*DIRECTION*:
Repeat the listing in full, preserving every character.

(Excerpts from a figure dataset)
__________________________________________________
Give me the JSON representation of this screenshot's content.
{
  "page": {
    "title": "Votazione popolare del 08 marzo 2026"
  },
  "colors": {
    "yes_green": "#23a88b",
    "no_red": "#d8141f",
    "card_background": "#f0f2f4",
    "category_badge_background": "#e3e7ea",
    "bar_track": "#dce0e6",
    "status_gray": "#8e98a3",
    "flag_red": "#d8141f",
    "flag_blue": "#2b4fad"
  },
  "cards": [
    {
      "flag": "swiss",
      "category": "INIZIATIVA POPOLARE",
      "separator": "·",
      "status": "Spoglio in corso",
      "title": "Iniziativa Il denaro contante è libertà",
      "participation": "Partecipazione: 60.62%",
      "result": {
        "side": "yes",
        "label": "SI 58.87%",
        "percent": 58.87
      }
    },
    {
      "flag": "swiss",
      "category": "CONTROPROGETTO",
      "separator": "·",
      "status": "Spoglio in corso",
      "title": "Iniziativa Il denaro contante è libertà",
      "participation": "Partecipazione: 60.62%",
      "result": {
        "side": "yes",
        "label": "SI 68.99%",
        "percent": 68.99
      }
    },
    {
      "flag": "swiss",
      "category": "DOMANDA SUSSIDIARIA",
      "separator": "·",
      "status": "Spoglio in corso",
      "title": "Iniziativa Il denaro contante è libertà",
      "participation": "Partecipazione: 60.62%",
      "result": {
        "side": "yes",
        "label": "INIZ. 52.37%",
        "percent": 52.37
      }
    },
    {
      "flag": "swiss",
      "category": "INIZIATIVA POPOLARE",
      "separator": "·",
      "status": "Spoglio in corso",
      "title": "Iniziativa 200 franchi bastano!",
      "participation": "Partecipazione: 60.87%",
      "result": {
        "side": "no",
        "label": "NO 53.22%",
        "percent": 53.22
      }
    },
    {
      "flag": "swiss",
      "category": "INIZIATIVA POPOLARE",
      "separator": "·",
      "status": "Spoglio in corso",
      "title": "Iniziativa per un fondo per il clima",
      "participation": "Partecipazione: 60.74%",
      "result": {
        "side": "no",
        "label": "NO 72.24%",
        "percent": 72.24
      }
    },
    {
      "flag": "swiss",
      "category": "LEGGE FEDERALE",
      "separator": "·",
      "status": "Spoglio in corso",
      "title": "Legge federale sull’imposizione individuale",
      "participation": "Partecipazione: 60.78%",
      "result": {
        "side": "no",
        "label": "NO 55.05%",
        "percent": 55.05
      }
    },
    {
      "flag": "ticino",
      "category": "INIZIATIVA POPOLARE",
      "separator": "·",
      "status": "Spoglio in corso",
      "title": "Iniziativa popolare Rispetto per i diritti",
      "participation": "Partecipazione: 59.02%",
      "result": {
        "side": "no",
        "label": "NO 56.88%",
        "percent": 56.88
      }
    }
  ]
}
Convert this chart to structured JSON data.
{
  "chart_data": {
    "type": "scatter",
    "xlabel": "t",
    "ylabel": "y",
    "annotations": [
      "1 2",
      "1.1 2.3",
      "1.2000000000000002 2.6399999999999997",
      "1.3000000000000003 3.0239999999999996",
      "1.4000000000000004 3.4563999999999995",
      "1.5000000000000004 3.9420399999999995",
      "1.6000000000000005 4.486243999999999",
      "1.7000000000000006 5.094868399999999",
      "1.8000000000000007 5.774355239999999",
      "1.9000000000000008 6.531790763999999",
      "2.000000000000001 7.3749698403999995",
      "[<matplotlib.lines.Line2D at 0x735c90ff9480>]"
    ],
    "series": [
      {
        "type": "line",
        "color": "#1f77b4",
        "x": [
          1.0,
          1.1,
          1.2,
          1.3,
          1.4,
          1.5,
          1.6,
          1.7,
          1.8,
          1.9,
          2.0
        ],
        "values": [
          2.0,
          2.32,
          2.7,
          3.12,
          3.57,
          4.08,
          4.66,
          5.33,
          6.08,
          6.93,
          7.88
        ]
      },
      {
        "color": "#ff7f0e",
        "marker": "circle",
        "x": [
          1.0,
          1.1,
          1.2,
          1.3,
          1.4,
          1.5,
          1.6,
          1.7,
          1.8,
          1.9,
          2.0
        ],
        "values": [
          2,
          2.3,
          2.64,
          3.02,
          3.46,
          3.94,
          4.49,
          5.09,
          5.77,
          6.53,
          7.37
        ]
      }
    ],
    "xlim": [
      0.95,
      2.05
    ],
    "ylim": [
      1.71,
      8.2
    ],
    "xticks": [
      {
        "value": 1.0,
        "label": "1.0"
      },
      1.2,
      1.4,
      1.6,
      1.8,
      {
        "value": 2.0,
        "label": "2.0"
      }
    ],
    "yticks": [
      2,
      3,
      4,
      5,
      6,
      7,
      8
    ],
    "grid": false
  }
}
__________________________________________________
*IN RESPONSE*:
Give me the JSON representation of this screenshot's content.
{
  "page": {
    "title": "Votazione popolare del 08 marzo 2026"
  },
  "colors": {
    "yes_green": "#23a88b",
    "no_red": "#d8141f",
    "card_background": "#f0f2f4",
    "category_badge_background": "#e3e7ea",
    "bar_track": "#dce0e6",
    "status_gray": "#8e98a3",
    "flag_red": "#d8141f",
    "flag_blue": "#2b4fad"
  },
  "cards": [
    {
      "flag": "swiss",
      "category": "INIZIATIVA POPOLARE",
      "separator": "·",
      "status": "Spoglio in corso",
      "title": "Iniziativa Il denaro contante è libertà",
      "participation": "Partecipazione: 60.62%",
      "result": {
        "side": "yes",
        "label": "SI 58.87%",
        "percent": 58.87
      }
    },
    {
      "flag": "swiss",
      "category": "CONTROPROGETTO",
      "separator": "·",
      "status": "Spoglio in corso",
      "title": "Iniziativa Il denaro contante è libertà",
      "participation": "Partecipazione: 60.62%",
      "result": {
        "side": "yes",
        "label": "SI 68.99%",
        "percent": 68.99
      }
    },
    {
      "flag": "swiss",
      "category": "DOMANDA SUSSIDIARIA",
      "separator": "·",
      "status": "Spoglio in corso",
      "title": "Iniziativa Il denaro contante è libertà",
      "participation": "Partecipazione: 60.62%",
      "result": {
        "side": "yes",
        "label": "INIZ. 52.37%",
        "percent": 52.37
      }
    },
    {
      "flag": "swiss",
      "category": "INIZIATIVA POPOLARE",
      "separator": "·",
      "status": "Spoglio in corso",
      "title": "Iniziativa 200 franchi bastano!",
      "participation": "Partecipazione: 60.87%",
      "result": {
        "side": "no",
        "label": "NO 53.22%",
        "percent": 53.22
      }
    },
    {
      "flag": "swiss",
      "category": "INIZIATIVA POPOLARE",
      "separator": "·",
      "status": "Spoglio in corso",
      "title": "Iniziativa per un fondo per il clima",
      "participation": "Partecipazione: 60.74%",
      "result": {
        "side": "no",
        "label": "NO 72.24%",
        "percent": 72.24
      }
    },
    {
      "flag": "swiss",
      "category": "LEGGE FEDERALE",
      "separator": "·",
      "status": "Spoglio in corso",
      "title": "Legge federale sull’imposizione individuale",
      "participation": "Partecipazione: 60.78%",
      "result": {
        "side": "no",
        "label": "NO 55.05%",
        "percent": 55.05
      }
    },
    {
      "flag": "ticino",
      "category": "INIZIATIVA POPOLARE",
      "separator": "·",
      "status": "Spoglio in corso",
      "title": "Iniziativa popolare Rispetto per i diritti",
      "participation": "Partecipazione: 59.02%",
      "result": {
        "side": "no",
        "label": "NO 56.88%",
        "percent": 56.88
      }
    }
  ]
}
Convert this chart to structured JSON data.
{
  "chart_data": {
    "type": "scatter",
    "xlabel": "t",
    "ylabel": "y",
    "annotations": [
      "1 2",
      "1.1 2.3",
      "1.2000000000000002 2.6399999999999997",
      "1.3000000000000003 3.0239999999999996",
      "1.4000000000000004 3.4563999999999995",
      "1.5000000000000004 3.9420399999999995",
      "1.6000000000000005 4.486243999999999",
      "1.7000000000000006 5.094868399999999",
      "1.8000000000000007 5.774355239999999",
      "1.9000000000000008 6.531790763999999",
      "2.000000000000001 7.3749698403999995",
      "[<matplotlib.lines.Line2D at 0x735c90ff9480>]"
    ],
    "series": [
      {
        "type": "line",
        "color": "#1f77b4",
        "x": [
          1.0,
          1.1,
          1.2,
          1.3,
          1.4,
          1.5,
          1.6,
          1.7,
          1.8,
          1.9,
          2.0
        ],
        "values": [
          2.0,
          2.32,
          2.7,
          3.12,
          3.57,
          4.08,
          4.66,
          5.33,
          6.08,
          6.93,
          7.88
        ]
      },
      {
        "color": "#ff7f0e",
        "marker": "circle",
        "x": [
          1.0,
          1.1,
          1.2,
          1.3,
          1.4,
          1.5,
          1.6,
          1.7,
          1.8,
          1.9,
          2.0
        ],
        "values": [
          2,
          2.3,
          2.64,
          3.02,
          3.46,
          3.94,
          4.49,
          5.09,
          5.77,
          6.53,
          7.37
        ]
      }
    ],
    "xlim": [
      0.95,
      2.05
    ],
    "ylim": [
      1.71,
      8.2
    ],
    "xticks": [
      {
        "value": 1.0,
        "label": "1.0"
      },
      1.2,
      1.4,
      1.6,
      1.8,
      {
        "value": 2.0,
        "label": "2.0"
      }
    ],
    "yticks": [
      2,
      3,
      4,
      5,
      6,
      7,
      8
    ],
    "grid": false
  }
}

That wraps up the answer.